RECORDED DATA
-*-*-

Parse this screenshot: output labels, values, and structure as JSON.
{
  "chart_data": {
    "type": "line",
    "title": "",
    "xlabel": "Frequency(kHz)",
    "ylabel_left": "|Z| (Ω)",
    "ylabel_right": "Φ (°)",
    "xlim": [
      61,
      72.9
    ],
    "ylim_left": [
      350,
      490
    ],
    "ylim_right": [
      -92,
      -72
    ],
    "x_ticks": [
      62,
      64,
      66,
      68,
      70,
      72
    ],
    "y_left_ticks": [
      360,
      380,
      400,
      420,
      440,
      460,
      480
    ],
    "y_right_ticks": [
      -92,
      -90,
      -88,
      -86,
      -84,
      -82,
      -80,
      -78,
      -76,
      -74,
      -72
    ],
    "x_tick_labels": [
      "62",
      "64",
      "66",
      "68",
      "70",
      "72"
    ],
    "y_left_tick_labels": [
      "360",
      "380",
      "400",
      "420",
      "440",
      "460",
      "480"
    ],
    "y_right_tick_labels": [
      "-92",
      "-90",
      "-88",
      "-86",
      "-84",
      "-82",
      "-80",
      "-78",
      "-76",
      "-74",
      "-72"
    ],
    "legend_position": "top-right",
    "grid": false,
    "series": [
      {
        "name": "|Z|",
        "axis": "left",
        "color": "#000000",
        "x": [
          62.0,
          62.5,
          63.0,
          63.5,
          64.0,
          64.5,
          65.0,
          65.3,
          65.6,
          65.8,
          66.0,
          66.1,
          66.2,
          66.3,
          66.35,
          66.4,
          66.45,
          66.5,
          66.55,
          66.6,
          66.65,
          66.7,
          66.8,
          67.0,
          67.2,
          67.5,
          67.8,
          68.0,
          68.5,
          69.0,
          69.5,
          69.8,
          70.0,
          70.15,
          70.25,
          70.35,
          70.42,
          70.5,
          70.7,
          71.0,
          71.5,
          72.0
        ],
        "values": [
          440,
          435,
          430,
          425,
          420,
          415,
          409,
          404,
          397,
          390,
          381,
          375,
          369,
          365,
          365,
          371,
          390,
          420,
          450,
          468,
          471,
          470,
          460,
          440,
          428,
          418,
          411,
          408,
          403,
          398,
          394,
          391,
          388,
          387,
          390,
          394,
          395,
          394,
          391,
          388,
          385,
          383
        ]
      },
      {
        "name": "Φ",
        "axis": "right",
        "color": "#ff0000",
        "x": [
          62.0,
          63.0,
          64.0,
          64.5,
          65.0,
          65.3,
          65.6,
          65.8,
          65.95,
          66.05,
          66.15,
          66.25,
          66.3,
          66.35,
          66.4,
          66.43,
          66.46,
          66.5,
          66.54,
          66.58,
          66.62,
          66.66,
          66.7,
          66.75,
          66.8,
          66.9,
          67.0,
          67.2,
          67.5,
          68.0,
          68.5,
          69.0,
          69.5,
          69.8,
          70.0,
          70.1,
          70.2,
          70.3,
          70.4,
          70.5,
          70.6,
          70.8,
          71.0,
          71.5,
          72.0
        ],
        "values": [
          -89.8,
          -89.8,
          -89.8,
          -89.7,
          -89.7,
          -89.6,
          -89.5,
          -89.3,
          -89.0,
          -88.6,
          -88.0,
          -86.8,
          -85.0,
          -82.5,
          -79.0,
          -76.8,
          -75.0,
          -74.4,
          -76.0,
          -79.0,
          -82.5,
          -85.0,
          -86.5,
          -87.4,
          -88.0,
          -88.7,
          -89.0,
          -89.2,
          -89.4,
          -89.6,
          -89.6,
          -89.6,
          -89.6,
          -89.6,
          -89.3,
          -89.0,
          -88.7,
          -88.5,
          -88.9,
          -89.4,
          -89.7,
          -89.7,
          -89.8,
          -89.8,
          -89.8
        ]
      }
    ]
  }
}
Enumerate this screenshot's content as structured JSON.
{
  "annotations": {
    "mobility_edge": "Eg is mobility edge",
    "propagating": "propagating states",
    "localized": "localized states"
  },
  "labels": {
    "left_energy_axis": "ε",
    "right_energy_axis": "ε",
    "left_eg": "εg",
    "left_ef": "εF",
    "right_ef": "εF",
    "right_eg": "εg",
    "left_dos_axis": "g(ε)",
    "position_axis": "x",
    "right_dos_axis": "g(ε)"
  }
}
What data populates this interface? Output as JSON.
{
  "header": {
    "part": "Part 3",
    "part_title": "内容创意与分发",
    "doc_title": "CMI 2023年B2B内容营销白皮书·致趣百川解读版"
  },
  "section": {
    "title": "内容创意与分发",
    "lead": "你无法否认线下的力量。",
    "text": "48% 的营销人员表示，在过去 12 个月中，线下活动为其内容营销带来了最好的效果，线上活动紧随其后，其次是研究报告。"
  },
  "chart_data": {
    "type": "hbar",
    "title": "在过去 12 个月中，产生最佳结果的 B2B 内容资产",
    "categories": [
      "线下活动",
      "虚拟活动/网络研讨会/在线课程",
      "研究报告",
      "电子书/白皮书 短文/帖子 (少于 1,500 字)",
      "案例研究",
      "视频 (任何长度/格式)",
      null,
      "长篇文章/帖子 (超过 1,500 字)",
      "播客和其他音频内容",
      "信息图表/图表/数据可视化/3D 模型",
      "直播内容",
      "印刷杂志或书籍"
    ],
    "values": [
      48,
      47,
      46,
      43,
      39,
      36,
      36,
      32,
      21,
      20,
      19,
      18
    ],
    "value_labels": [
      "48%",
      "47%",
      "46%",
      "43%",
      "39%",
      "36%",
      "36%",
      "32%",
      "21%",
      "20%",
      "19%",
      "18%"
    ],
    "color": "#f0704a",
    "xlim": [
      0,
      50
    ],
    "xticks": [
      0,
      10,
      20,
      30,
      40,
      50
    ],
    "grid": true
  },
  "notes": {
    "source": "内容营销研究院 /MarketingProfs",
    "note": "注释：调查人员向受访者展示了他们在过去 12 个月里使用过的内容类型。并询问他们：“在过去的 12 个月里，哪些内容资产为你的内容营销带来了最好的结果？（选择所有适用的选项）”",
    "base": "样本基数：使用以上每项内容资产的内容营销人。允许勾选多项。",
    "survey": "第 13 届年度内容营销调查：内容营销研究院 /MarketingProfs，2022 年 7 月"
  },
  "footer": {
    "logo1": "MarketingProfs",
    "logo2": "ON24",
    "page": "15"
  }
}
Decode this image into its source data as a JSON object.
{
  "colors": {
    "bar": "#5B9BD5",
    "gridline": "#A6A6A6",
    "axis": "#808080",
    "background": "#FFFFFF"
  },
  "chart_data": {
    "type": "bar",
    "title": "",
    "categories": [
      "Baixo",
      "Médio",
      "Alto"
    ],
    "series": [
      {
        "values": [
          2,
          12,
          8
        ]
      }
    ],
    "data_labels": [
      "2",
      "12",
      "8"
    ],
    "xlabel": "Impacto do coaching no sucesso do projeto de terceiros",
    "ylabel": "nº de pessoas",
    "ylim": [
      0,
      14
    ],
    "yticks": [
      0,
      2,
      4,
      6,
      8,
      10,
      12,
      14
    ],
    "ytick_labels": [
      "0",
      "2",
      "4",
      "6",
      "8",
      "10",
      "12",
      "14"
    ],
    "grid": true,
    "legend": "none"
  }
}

-*-*-

Copy out each record from above, exactly.

EXERCISE RESULT
Parse this screenshot: output labels, values, and structure as JSON.
{
  "chart_data": {
    "type": "line",
    "title": "",
    "xlabel": "Frequency(kHz)",
    "ylabel_left": "|Z| (Ω)",
    "ylabel_right": "Φ (°)",
    "xlim": [
      61,
      72.9
    ],
    "ylim_left": [
      350,
      490
    ],
    "ylim_right": [
      -92,
      -72
    ],
    "x_ticks": [
      62,
      64,
      66,
      68,
      70,
      72
    ],
    "y_left_ticks": [
      360,
      380,
      400,
      420,
      440,
      460,
      480
    ],
    "y_right_ticks": [
      -92,
      -90,
      -88,
      -86,
      -84,
      -82,
      -80,
      -78,
      -76,
      -74,
      -72
    ],
    "x_tick_labels": [
      "62",
      "64",
      "66",
      "68",
      "70",
      "72"
    ],
    "y_left_tick_labels": [
      "360",
      "380",
      "400",
      "420",
      "440",
      "460",
      "480"
    ],
    "y_right_tick_labels": [
      "-92",
      "-90",
      "-88",
      "-86",
      "-84",
      "-82",
      "-80",
      "-78",
      "-76",
      "-74",
      "-72"
    ],
    "legend_position": "top-right",
    "grid": false,
    "series": [
      {
        "name": "|Z|",
        "axis": "left",
        "color": "#000000",
        "x": [
          62.0,
          62.5,
          63.0,
          63.5,
          64.0,
          64.5,
          65.0,
          65.3,
          65.6,
          65.8,
          66.0,
          66.1,
          66.2,
          66.3,
          66.35,
          66.4,
          66.45,
          66.5,
          66.55,
          66.6,
          66.65,
          66.7,
          66.8,
          67.0,
          67.2,
          67.5,
          67.8,
          68.0,
          68.5,
          69.0,
          69.5,
          69.8,
          70.0,
          70.15,
          70.25,
          70.35,
          70.42,
          70.5,
          70.7,
          71.0,
          71.5,
          72.0
        ],
        "values": [
          440,
          435,
          430,
          425,
          420,
          415,
          409,
          404,
          397,
          390,
          381,
          375,
          369,
          365,
          365,
          371,
          390,
          420,
          450,
          468,
          471,
          470,
          460,
          440,
          428,
          418,
          411,
          408,
          403,
          398,
          394,
          391,
          388,
          387,
          390,
          394,
          395,
          394,
          391,
          388,
          385,
          383
        ]
      },
      {
        "name": "Φ",
        "axis": "right",
        "color": "#ff0000",
        "x": [
          62.0,
          63.0,
          64.0,
          64.5,
          65.0,
          65.3,
          65.6,
          65.8,
          65.95,
          66.05,
          66.15,
          66.25,
          66.3,
          66.35,
          66.4,
          66.43,
          66.46,
          66.5,
          66.54,
          66.58,
          66.62,
          66.66,
          66.7,
          66.75,
          66.8,
          66.9,
          67.0,
          67.2,
          67.5,
          68.0,
          68.5,
          69.0,
          69.5,
          69.8,
          70.0,
          70.1,
          70.2,
          70.3,
          70.4,
          70.5,
          70.6,
          70.8,
          71.0,
          71.5,
          72.0
        ],
        "values": [
          -89.8,
          -89.8,
          -89.8,
          -89.7,
          -89.7,
          -89.6,
          -89.5,
          -89.3,
          -89.0,
          -88.6,
          -88.0,
          -86.8,
          -85.0,
          -82.5,
          -79.0,
          -76.8,
          -75.0,
          -74.4,
          -76.0,
          -79.0,
          -82.5,
          -85.0,
          -86.5,
          -87.4,
          -88.0,
          -88.7,
          -89.0,
          -89.2,
          -89.4,
          -89.6,
          -89.6,
          -89.6,
          -89.6,
          -89.6,
          -89.3,
          -89.0,
          -88.7,
          -88.5,
          -88.9,
          -89.4,
          -89.7,
          -89.7,
          -89.8,
          -89.8,
          -89.8
        ]
      }
    ]
  }
}
Enumerate this screenshot's content as structured JSON.
{
  "annotations": {
    "mobility_edge": "Eg is mobility edge",
    "propagating": "propagating states",
    "localized": "localized states"
  },
  "labels": {
    "left_energy_axis": "ε",
    "right_energy_axis": "ε",
    "left_eg": "εg",
    "left_ef": "εF",
    "right_ef": "εF",
    "right_eg": "εg",
    "left_dos_axis": "g(ε)",
    "position_axis": "x",
    "right_dos_axis": "g(ε)"
  }
}
What data populates this interface? Output as JSON.
{
  "header": {
    "part": "Part 3",
    "part_title": "内容创意与分发",
    "doc_title": "CMI 2023年B2B内容营销白皮书·致趣百川解读版"
  },
  "section": {
    "title": "内容创意与分发",
    "lead": "你无法否认线下的力量。",
    "text": "48% 的营销人员表示，在过去 12 个月中，线下活动为其内容营销带来了最好的效果，线上活动紧随其后，其次是研究报告。"
  },
  "chart_data": {
    "type": "hbar",
    "title": "在过去 12 个月中，产生最佳结果的 B2B 内容资产",
    "categories": [
      "线下活动",
      "虚拟活动/网络研讨会/在线课程",
      "研究报告",
      "电子书/白皮书 短文/帖子 (少于 1,500 字)",
      "案例研究",
      "视频 (任何长度/格式)",
      null,
      "长篇文章/帖子 (超过 1,500 字)",
      "播客和其他音频内容",
      "信息图表/图表/数据可视化/3D 模型",
      "直播内容",
      "印刷杂志或书籍"
    ],
    "values": [
      48,
      47,
      46,
      43,
      39,
      36,
      36,
      32,
      21,
      20,
      19,
      18
    ],
    "value_labels": [
      "48%",
      "47%",
      "46%",
      "43%",
      "39%",
      "36%",
      "36%",
      "32%",
      "21%",
      "20%",
      "19%",
      "18%"
    ],
    "color": "#f0704a",
    "xlim": [
      0,
      50
    ],
    "xticks": [
      0,
      10,
      20,
      30,
      40,
      50
    ],
    "grid": true
  },
  "notes": {
    "source": "内容营销研究院 /MarketingProfs",
    "note": "注释：调查人员向受访者展示了他们在过去 12 个月里使用过的内容类型。并询问他们：“在过去的 12 个月里，哪些内容资产为你的内容营销带来了最好的结果？（选择所有适用的选项）”",
    "base": "样本基数：使用以上每项内容资产的内容营销人。允许勾选多项。",
    "survey": "第 13 届年度内容营销调查：内容营销研究院 /MarketingProfs，2022 年 7 月"
  },
  "footer": {
    "logo1": "MarketingProfs",
    "logo2": "ON24",
    "page": "15"
  }
}
Decode this image into its source data as a JSON object.
{
  "colors": {
    "bar": "#5B9BD5",
    "gridline": "#A6A6A6",
    "axis": "#808080",
    "background": "#FFFFFF"
  },
  "chart_data": {
    "type": "bar",
    "title": "",
    "categories": [
      "Baixo",
      "Médio",
      "Alto"
    ],
    "series": [
      {
        "values": [
          2,
          12,
          8
        ]
      }
    ],
    "data_labels": [
      "2",
      "12",
      "8"
    ],
    "xlabel": "Impacto do coaching no sucesso do projeto de terceiros",
    "ylabel": "nº de pessoas",
    "ylim": [
      0,
      14
    ],
    "yticks": [
      0,
      2,
      4,
      6,
      8,
      10,
      12,
      14
    ],
    "ytick_labels": [
      "0",
      "2",
      "4",
      "6",
      "8",
      "10",
      "12",
      "14"
    ],
    "grid": true,
    "legend": "none"
  }
}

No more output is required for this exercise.